▶ [Problem]
Check every line of the listing below for "treatment", and report how many lines have it, as a number with nothing more.

▶ [Given information]
******************************

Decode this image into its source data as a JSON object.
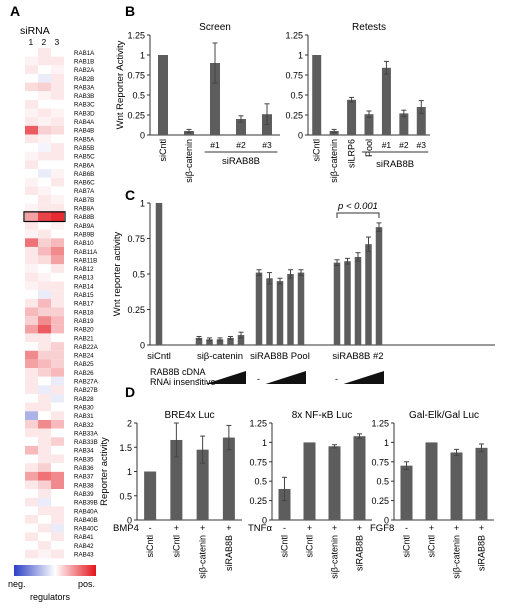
{
  "panels": {
    "A": "A",
    "B": "B",
    "C": "C",
    "D": "D"
  },
  "heatmap": {
    "title": "siRNA",
    "column_labels": [
      "1",
      "2",
      "3"
    ],
    "genes": [
      "RAB1A",
      "RAB1B",
      "RAB2A",
      "RAB2B",
      "RAB3A",
      "RAB3B",
      "RAB3C",
      "RAB3D",
      "RAB4A",
      "RAB4B",
      "RAB5A",
      "RAB5B",
      "RAB5C",
      "RAB6A",
      "RAB6B",
      "RAB6C",
      "RAB7A",
      "RAB7B",
      "RAB8A",
      "RAB8B",
      "RAB9A",
      "RAB9B",
      "RAB10",
      "RAB11A",
      "RAB11B",
      "RAB12",
      "RAB13",
      "RAB14",
      "RAB15",
      "RAB17",
      "RAB18",
      "RAB19",
      "RAB20",
      "RAB21",
      "RAB22A",
      "RAB24",
      "RAB25",
      "RAB26",
      "RAB27A",
      "RAB27B",
      "RAB28",
      "RAB30",
      "RAB31",
      "RAB32",
      "RAB33A",
      "RAB33B",
      "RAB34",
      "RAB35",
      "RAB36",
      "RAB37",
      "RAB38",
      "RAB39",
      "RAB39B",
      "RAB40A",
      "RAB40B",
      "RAB40C",
      "RAB41",
      "RAB42",
      "RAB43"
    ],
    "highlighted_gene": "RAB8B",
    "values": [
      [
        0.0,
        0.1,
        0.0
      ],
      [
        0.05,
        0.1,
        0.1
      ],
      [
        0.1,
        0.0,
        0.05
      ],
      [
        0.0,
        -0.1,
        0.1
      ],
      [
        0.15,
        0.2,
        0.1
      ],
      [
        0.0,
        0.05,
        0.1
      ],
      [
        0.1,
        0.0,
        0.0
      ],
      [
        0.05,
        0.1,
        0.05
      ],
      [
        0.1,
        0.05,
        0.1
      ],
      [
        0.7,
        0.2,
        0.15
      ],
      [
        0.1,
        0.05,
        0.0
      ],
      [
        0.0,
        -0.05,
        0.1
      ],
      [
        0.05,
        0.1,
        0.1
      ],
      [
        0.1,
        0.0,
        0.0
      ],
      [
        0.0,
        -0.1,
        0.05
      ],
      [
        0.05,
        0.0,
        0.1
      ],
      [
        0.1,
        0.05,
        0.0
      ],
      [
        0.0,
        0.1,
        0.05
      ],
      [
        0.05,
        0.1,
        0.1
      ],
      [
        0.4,
        0.8,
        0.9
      ],
      [
        0.1,
        0.0,
        0.05
      ],
      [
        0.05,
        0.1,
        0.0
      ],
      [
        0.6,
        0.2,
        0.3
      ],
      [
        0.1,
        0.3,
        0.5
      ],
      [
        0.1,
        0.15,
        0.4
      ],
      [
        0.05,
        0.0,
        0.1
      ],
      [
        0.1,
        0.05,
        0.0
      ],
      [
        0.05,
        0.1,
        0.1
      ],
      [
        0.0,
        -0.1,
        0.1
      ],
      [
        0.1,
        0.3,
        0.1
      ],
      [
        0.3,
        0.2,
        0.2
      ],
      [
        0.2,
        0.5,
        0.3
      ],
      [
        0.4,
        0.7,
        0.3
      ],
      [
        0.1,
        0.1,
        0.0
      ],
      [
        0.0,
        0.1,
        0.2
      ],
      [
        0.5,
        0.2,
        0.2
      ],
      [
        0.4,
        0.3,
        0.2
      ],
      [
        0.1,
        0.2,
        0.3
      ],
      [
        0.1,
        0.0,
        -0.1
      ],
      [
        0.1,
        -0.1,
        0.1
      ],
      [
        0.0,
        0.1,
        -0.1
      ],
      [
        0.1,
        0.1,
        0.0
      ],
      [
        -0.4,
        0.0,
        0.1
      ],
      [
        0.2,
        0.5,
        0.3
      ],
      [
        0.1,
        0.1,
        0.0
      ],
      [
        0.0,
        0.1,
        0.2
      ],
      [
        0.3,
        0.1,
        0.0
      ],
      [
        0.0,
        0.1,
        0.1
      ],
      [
        0.1,
        0.2,
        0.0
      ],
      [
        0.4,
        0.6,
        0.5
      ],
      [
        0.1,
        0.2,
        0.5
      ],
      [
        0.0,
        0.1,
        0.0
      ],
      [
        0.1,
        -0.1,
        0.0
      ],
      [
        0.0,
        0.1,
        0.1
      ],
      [
        0.1,
        0.0,
        0.1
      ],
      [
        0.0,
        0.1,
        -0.1
      ],
      [
        0.1,
        0.0,
        0.1
      ],
      [
        0.0,
        0.1,
        0.0
      ],
      [
        0.1,
        0.05,
        0.1
      ]
    ],
    "legend_neg": "neg.",
    "legend_pos": "pos.",
    "legend_label": "regulators",
    "colors": {
      "neg": "#2b3fc4",
      "pos": "#e3141b",
      "mid": "#ffffff"
    }
  },
  "chart_data": [
    {
      "type": "bar",
      "panel": "B",
      "title": "Screen",
      "ylabel": "Wnt Reporter Activity",
      "ylim": [
        0,
        1.25
      ],
      "yticks": [
        "0",
        "0.25",
        "0.5",
        "0.75",
        "1",
        "1.25"
      ],
      "categories": [
        "siCntl",
        "siβ-catenin",
        "#1",
        "#2",
        "#3"
      ],
      "values": [
        1.0,
        0.05,
        0.9,
        0.2,
        0.26
      ],
      "errors": [
        0,
        0.02,
        0.25,
        0.04,
        0.13
      ],
      "group_label": "siRAB8B"
    },
    {
      "type": "bar",
      "panel": "B",
      "title": "Retests",
      "ylim": [
        0,
        1.25
      ],
      "yticks": [
        "0",
        "0.25",
        "0.5",
        "0.75",
        "1",
        "1.25"
      ],
      "categories": [
        "siCntl",
        "siβ-catenin",
        "siLRP6",
        "Pool",
        "#1",
        "#2",
        "#3"
      ],
      "values": [
        1.0,
        0.05,
        0.44,
        0.26,
        0.84,
        0.27,
        0.35
      ],
      "errors": [
        0,
        0.02,
        0.03,
        0.04,
        0.08,
        0.04,
        0.08
      ],
      "group_label": "siRAB8B"
    },
    {
      "type": "bar",
      "panel": "C",
      "ylabel": "Wnt reporter activity",
      "ylim": [
        0,
        1
      ],
      "yticks": [
        "0",
        "0.25",
        "0.5",
        "0.75",
        "1"
      ],
      "groups": [
        "siCntl",
        "siβ-catenin",
        "siRAB8B Pool",
        "siRAB8B #2"
      ],
      "values": [
        1.0,
        0.05,
        0.04,
        0.04,
        0.05,
        0.07,
        0.51,
        0.47,
        0.45,
        0.5,
        0.51,
        0.58,
        0.59,
        0.62,
        0.71,
        0.83
      ],
      "errors": [
        0,
        0.01,
        0.01,
        0.01,
        0.01,
        0.02,
        0.02,
        0.04,
        0.02,
        0.03,
        0.02,
        0.02,
        0.02,
        0.03,
        0.05,
        0.03
      ],
      "annotation": "p < 0.001",
      "row_label_1": "RAB8B cDNA",
      "row_label_2": "RNAi insensitive",
      "minus": "-"
    },
    {
      "type": "bar",
      "panel": "D",
      "title": "BRE4x Luc",
      "ylabel": "Reporter activity",
      "ylim": [
        0,
        2
      ],
      "yticks": [
        "0",
        "0.5",
        "1",
        "1.5",
        "2"
      ],
      "categories": [
        "siCntl",
        "siCntl",
        "siβ-catenin",
        "siRAB8B"
      ],
      "values": [
        1.0,
        1.65,
        1.45,
        1.7
      ],
      "errors": [
        0,
        0.35,
        0.28,
        0.25
      ],
      "treatment": "BMP4",
      "signs": [
        "-",
        "+",
        "+",
        "+"
      ]
    },
    {
      "type": "bar",
      "panel": "D",
      "title": "8x NF-κB Luc",
      "ylim": [
        0,
        1.25
      ],
      "yticks": [
        "0",
        "0.25",
        "0.5",
        "0.75",
        "1",
        "1.25"
      ],
      "categories": [
        "siCntl",
        "siCntl",
        "siβ-catenin",
        "siRAB8B"
      ],
      "values": [
        0.4,
        1.0,
        0.95,
        1.08
      ],
      "errors": [
        0.15,
        0,
        0.02,
        0.03
      ],
      "treatment": "TNFα",
      "signs": [
        "-",
        "+",
        "+",
        "+"
      ]
    },
    {
      "type": "bar",
      "panel": "D",
      "title": "Gal-Elk/Gal Luc",
      "ylim": [
        0,
        1.25
      ],
      "yticks": [
        "0",
        "0.25",
        "0.5",
        "0.75",
        "1",
        "1.25"
      ],
      "categories": [
        "siCntl",
        "siCntl",
        "siβ-catenin",
        "siRAB8B"
      ],
      "values": [
        0.7,
        1.0,
        0.87,
        0.93
      ],
      "errors": [
        0.05,
        0,
        0.04,
        0.05
      ],
      "treatment": "FGF8",
      "signs": [
        "-",
        "+",
        "+",
        "+"
      ]
    }
  ],
  "colors": {
    "bar": "#5d5d5d",
    "axis": "#333333"
  }
}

******************************

▶ [Solution to this problem]
3